**Text provided**

What this means for Poland
VRP is not a tech feature, it is a new payment scheme
UKPI has a rulebook, a commercial model, operational standards, a Managing Director (Richard Koch), a board, a dedicated legal entity. It is not an extension of an existing API; it is a separate scheme with its own economics. In Poland we are only just starting this conversation, in the context of transposing PSD3 and PSR, whose EU trilogue closed in November 2025. PSD3 creates the regulatory conditions for VRP-like mechanisms, but there is no Polish equivalent of UKPI yet.
Polish banks could technically support VRP today
Every bank running a PIS API already supports the concept of an authorisation session. Extending that to VRP requires defining a long-running consent (mandate) and a pull schedule within that consent. This is not rocket science; it is a commercial agreement about who pays what, who is liable for what, and what the SLA model looks like. BLIK has had recurring BLIK payments since 2019, covering exactly this use case for a narrow category (telecoms, insurance). VRP is the same idea, but as an open standard across all banks, not a closed PSP product.

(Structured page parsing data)
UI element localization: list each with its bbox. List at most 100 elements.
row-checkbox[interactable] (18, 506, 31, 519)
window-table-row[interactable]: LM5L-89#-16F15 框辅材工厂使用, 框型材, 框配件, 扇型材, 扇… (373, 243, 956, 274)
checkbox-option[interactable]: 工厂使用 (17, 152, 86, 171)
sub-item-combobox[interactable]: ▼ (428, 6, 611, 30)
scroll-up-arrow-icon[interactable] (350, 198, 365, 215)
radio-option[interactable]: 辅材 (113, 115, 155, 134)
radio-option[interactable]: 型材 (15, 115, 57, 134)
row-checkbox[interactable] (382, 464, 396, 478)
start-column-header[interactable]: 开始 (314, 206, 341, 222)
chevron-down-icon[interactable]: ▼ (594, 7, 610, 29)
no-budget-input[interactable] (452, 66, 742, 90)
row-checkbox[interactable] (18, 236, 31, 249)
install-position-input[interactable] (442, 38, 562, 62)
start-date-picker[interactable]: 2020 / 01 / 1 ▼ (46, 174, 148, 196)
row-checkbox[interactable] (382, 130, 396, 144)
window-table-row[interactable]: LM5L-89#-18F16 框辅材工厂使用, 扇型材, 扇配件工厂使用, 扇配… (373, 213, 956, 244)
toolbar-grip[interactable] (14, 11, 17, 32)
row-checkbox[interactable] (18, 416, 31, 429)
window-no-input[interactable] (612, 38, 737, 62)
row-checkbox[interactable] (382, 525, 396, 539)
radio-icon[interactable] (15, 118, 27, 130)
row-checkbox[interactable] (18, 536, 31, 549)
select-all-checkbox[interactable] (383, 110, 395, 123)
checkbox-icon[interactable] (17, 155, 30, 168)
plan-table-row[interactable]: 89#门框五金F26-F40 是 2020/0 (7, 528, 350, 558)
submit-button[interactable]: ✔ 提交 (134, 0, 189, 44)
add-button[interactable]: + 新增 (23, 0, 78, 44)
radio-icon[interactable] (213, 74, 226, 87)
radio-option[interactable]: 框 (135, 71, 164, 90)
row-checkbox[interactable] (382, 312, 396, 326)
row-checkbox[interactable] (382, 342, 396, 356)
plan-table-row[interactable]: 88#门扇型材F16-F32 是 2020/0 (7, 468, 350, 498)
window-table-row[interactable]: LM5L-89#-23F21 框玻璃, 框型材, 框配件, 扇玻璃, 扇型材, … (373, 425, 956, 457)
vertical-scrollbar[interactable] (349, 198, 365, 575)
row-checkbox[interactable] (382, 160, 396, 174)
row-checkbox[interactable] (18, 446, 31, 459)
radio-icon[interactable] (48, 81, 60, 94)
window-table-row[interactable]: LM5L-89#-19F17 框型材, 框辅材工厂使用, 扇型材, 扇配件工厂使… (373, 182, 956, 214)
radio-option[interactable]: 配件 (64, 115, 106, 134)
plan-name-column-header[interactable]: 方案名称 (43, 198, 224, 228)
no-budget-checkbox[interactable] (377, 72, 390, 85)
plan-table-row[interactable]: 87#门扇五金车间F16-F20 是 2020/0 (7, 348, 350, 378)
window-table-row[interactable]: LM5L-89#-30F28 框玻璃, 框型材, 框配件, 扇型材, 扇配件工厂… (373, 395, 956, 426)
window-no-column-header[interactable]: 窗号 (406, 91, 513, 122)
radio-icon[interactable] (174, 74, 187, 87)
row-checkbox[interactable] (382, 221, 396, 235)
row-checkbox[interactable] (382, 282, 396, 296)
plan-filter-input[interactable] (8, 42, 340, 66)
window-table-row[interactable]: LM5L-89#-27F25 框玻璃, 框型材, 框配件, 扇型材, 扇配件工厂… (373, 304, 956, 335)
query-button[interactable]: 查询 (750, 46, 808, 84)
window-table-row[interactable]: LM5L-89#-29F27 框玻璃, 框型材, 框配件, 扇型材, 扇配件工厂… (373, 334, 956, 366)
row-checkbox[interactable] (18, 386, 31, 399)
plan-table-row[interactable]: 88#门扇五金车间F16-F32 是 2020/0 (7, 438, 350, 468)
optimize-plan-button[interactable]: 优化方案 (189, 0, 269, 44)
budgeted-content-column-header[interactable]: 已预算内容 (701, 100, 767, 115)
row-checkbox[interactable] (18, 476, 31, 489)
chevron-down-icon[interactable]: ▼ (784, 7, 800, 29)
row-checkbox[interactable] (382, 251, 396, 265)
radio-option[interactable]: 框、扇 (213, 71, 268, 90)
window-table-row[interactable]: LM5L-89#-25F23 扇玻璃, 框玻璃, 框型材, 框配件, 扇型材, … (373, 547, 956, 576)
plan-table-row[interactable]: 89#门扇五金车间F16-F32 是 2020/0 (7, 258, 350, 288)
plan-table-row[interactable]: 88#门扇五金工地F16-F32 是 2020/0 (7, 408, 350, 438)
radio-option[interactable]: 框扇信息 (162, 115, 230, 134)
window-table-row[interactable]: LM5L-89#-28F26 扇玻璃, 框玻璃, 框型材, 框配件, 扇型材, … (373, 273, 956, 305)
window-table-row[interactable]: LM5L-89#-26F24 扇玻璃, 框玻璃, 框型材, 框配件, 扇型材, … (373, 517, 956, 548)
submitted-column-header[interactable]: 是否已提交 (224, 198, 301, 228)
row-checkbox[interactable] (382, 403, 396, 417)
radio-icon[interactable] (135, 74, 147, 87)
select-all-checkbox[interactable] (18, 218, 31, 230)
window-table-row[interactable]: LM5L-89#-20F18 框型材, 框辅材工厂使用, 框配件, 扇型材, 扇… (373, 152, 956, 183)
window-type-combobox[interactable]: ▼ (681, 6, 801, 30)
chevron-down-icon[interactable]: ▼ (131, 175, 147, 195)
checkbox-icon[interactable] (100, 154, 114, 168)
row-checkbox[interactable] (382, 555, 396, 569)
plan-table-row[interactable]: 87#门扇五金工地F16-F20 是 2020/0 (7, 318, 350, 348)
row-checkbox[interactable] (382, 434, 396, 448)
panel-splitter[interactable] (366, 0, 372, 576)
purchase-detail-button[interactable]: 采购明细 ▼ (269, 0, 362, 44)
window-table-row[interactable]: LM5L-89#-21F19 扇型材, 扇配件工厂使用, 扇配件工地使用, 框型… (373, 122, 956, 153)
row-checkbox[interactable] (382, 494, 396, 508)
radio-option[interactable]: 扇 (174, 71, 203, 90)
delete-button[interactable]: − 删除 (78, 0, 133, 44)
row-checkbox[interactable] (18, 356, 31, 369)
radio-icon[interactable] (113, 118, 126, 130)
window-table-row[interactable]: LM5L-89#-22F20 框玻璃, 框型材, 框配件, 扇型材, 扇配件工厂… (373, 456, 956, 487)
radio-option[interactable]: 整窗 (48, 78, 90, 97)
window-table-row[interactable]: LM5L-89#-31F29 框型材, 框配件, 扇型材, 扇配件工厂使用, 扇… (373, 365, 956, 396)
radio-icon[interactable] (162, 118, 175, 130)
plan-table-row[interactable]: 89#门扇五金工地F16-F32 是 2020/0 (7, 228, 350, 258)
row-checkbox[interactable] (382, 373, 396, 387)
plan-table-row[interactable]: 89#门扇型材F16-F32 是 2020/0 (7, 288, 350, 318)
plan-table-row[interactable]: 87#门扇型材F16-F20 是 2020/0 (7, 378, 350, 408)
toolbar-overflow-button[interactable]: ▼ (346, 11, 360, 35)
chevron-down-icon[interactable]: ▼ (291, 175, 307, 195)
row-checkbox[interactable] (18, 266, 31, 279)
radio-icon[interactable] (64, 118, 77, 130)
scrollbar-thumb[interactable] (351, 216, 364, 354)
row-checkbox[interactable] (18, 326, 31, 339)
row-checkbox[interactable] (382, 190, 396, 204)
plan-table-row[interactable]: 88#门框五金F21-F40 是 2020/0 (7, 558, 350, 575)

**Work order A**
Please reproduce, word for word, the section of the VRP passage that begins with the words "Polish banks could" and ends with "closed PSP product.".
**Work order B**
According to the VRP passage, since what year has BLIK offered recurring BLIK payments?

**Answer area A**
Polish banks could technically support VRP today
Every bank running a PIS API already supports the concept of an authorisation session. Extending that to VRP requires defining a long-running consent (mandate) and a pull schedule within that consent. This is not rocket science; it is a commercial agreement about who pays what, who is liable for what, and what the SLA model looks like. BLIK has had recurring BLIK payments since 2019, covering exactly this use case for a narrow category (telecoms, insurance). VRP is the same idea, but as an open standard across all banks, not a closed PSP product.

**Answer area B**
Since 2019.